**Exercise details**
Convert all of the data below into a single numbered list with one entry per line. Skip blank lines and leave out the pictures.

===== Records supplied =====

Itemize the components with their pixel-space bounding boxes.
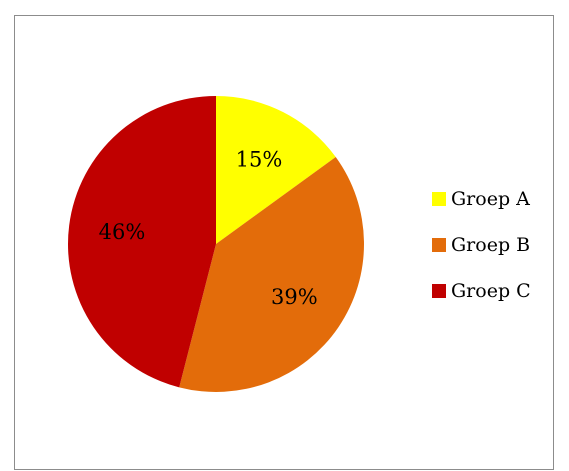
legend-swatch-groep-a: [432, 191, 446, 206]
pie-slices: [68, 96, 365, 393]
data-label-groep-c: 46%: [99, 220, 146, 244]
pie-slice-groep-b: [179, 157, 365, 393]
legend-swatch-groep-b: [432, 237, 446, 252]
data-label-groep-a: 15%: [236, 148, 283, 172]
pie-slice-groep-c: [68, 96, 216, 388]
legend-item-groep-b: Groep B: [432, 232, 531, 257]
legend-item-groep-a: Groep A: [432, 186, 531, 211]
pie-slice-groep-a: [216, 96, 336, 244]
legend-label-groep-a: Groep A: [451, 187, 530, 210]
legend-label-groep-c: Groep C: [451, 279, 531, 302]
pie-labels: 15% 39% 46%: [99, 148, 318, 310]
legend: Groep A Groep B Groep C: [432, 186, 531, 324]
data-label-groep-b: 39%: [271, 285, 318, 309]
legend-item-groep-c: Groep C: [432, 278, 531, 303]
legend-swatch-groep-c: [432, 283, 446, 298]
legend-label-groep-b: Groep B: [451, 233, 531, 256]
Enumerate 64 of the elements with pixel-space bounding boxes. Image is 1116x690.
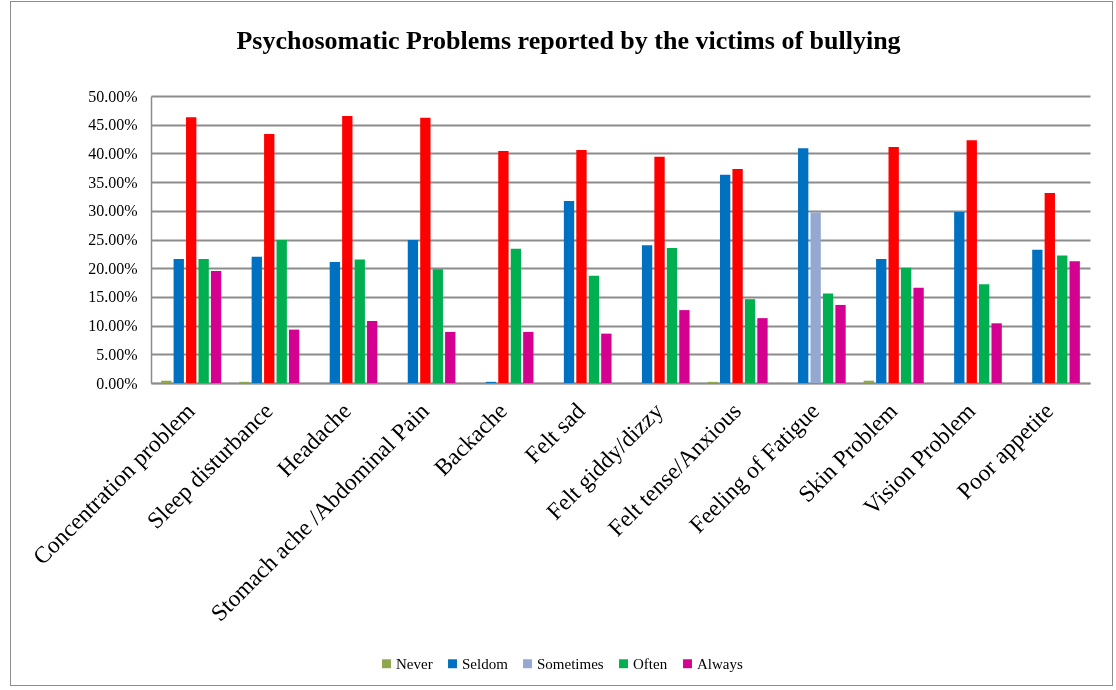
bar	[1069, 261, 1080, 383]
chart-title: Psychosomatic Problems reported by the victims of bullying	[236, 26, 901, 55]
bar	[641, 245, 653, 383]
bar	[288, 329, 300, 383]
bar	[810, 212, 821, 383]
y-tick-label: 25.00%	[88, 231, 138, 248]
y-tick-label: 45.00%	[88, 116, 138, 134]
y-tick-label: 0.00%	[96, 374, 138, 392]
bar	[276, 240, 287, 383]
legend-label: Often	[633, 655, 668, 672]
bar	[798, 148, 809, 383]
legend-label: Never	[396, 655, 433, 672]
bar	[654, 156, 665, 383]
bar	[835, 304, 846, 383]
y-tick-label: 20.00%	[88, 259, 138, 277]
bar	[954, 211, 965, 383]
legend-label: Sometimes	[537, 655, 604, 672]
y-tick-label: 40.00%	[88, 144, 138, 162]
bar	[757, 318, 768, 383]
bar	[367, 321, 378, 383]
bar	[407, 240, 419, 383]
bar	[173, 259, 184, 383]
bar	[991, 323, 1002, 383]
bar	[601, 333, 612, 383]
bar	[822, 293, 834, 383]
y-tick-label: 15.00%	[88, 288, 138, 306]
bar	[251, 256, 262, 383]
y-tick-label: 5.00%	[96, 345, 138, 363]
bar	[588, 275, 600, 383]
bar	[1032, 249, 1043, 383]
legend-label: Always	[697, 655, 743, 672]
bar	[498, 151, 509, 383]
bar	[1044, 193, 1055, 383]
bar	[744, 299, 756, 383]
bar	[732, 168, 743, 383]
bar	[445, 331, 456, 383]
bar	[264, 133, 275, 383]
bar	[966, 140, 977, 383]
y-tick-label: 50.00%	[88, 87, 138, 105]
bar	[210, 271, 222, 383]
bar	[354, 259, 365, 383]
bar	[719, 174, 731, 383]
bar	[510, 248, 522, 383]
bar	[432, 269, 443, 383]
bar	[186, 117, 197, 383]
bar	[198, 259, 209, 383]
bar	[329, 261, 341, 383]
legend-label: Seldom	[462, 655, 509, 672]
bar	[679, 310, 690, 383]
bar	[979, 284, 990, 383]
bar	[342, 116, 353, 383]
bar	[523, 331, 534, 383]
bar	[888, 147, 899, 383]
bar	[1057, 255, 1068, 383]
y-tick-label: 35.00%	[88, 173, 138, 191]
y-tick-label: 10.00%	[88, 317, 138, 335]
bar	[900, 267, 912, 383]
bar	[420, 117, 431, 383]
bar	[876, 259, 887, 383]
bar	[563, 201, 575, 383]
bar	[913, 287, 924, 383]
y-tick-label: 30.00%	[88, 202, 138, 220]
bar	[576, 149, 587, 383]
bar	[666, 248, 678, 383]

=====

**Exercise result**
1. Itemize the components with their pixel-space bounding boxes.
2. legend-swatch-groep-a: [432, 191, 446, 206]
3. pie-slices: [68, 96, 365, 393]
4. data-label-groep-c: 46%: [99, 220, 146, 244]
5. pie-slice-groep-b: [179, 157, 365, 393]
6. legend-swatch-groep-b: [432, 237, 446, 252]
7. data-label-groep-a: 15%: [236, 148, 283, 172]
8. pie-slice-groep-c: [68, 96, 216, 388]
9. legend-item-groep-b: Groep B: [432, 232, 531, 257]
10. legend-item-groep-a: Groep A: [432, 186, 531, 211]
11. pie-slice-groep-a: [216, 96, 336, 244]
12. legend-label-groep-a: Groep A: [451, 187, 530, 210]
13. legend-label-groep-c: Groep C: [451, 279, 531, 302]
14. pie-labels: 15% 39% 46%: [99, 148, 318, 310]
15. legend: Groep A Groep B Groep C: [432, 186, 531, 324]
16. data-label-groep-b: 39%: [271, 285, 318, 309]
17. legend-item-groep-c: Groep C: [432, 278, 531, 303]
18. legend-swatch-groep-c: [432, 283, 446, 298]
19. legend-label-groep-b: Groep B: [451, 233, 531, 256]
20. Enumerate 64 of the elements with pixel-space bounding boxes. Image is 1116x690.
21. bar	[1069, 261, 1080, 383]
22. chart-title: Psychosomatic Problems reported by the victims of bullying	[236, 26, 901, 55]
23. bar	[641, 245, 653, 383]
24. bar	[288, 329, 300, 383]
25. bar	[810, 212, 821, 383]
26. y-tick-label: 25.00%	[88, 231, 138, 248]
27. y-tick-label: 45.00%	[88, 116, 138, 134]
28. y-tick-label: 0.00%	[96, 374, 138, 392]
29. bar	[276, 240, 287, 383]
30. legend-label: Often	[633, 655, 668, 672]
31. bar	[798, 148, 809, 383]
32. legend-label: Never	[396, 655, 433, 672]
33. bar	[654, 156, 665, 383]
34. bar	[835, 304, 846, 383]
35. y-tick-label: 20.00%	[88, 259, 138, 277]
36. bar	[954, 211, 965, 383]
37. legend-label: Sometimes	[537, 655, 604, 672]
38. y-tick-label: 40.00%	[88, 144, 138, 162]
39. bar	[757, 318, 768, 383]
40. bar	[367, 321, 378, 383]
41. bar	[407, 240, 419, 383]
42. bar	[173, 259, 184, 383]
43. bar	[991, 323, 1002, 383]
44. bar	[601, 333, 612, 383]
45. bar	[822, 293, 834, 383]
46. y-tick-label: 15.00%	[88, 288, 138, 306]
47. bar	[251, 256, 262, 383]
48. y-tick-label: 5.00%	[96, 345, 138, 363]
49. bar	[588, 275, 600, 383]
50. bar	[1032, 249, 1043, 383]
51. legend-label: Always	[697, 655, 743, 672]
52. bar	[498, 151, 509, 383]
53. bar	[1044, 193, 1055, 383]
54. bar	[744, 299, 756, 383]
55. bar	[732, 168, 743, 383]
56. bar	[445, 331, 456, 383]
57. bar	[264, 133, 275, 383]
58. bar	[966, 140, 977, 383]
59. y-tick-label: 50.00%	[88, 87, 138, 105]
60. bar	[210, 271, 222, 383]
61. bar	[354, 259, 365, 383]
62. bar	[719, 174, 731, 383]
63. bar	[510, 248, 522, 383]
64. bar	[432, 269, 443, 383]
65. bar	[186, 117, 197, 383]
66. bar	[198, 259, 209, 383]
67. bar	[329, 261, 341, 383]
68. legend-label: Seldom	[462, 655, 509, 672]
69. bar	[679, 310, 690, 383]
70. bar	[979, 284, 990, 383]
71. bar	[342, 116, 353, 383]
72. bar	[523, 331, 534, 383]
73. bar	[888, 147, 899, 383]
74. bar	[1057, 255, 1068, 383]
75. y-tick-label: 35.00%	[88, 173, 138, 191]
76. y-tick-label: 10.00%	[88, 317, 138, 335]
77. bar	[900, 267, 912, 383]
78. bar	[420, 117, 431, 383]
79. bar	[876, 259, 887, 383]
80. bar	[563, 201, 575, 383]
81. bar	[913, 287, 924, 383]
82. y-tick-label: 30.00%	[88, 202, 138, 220]
83. bar	[576, 149, 587, 383]
84. bar	[666, 248, 678, 383]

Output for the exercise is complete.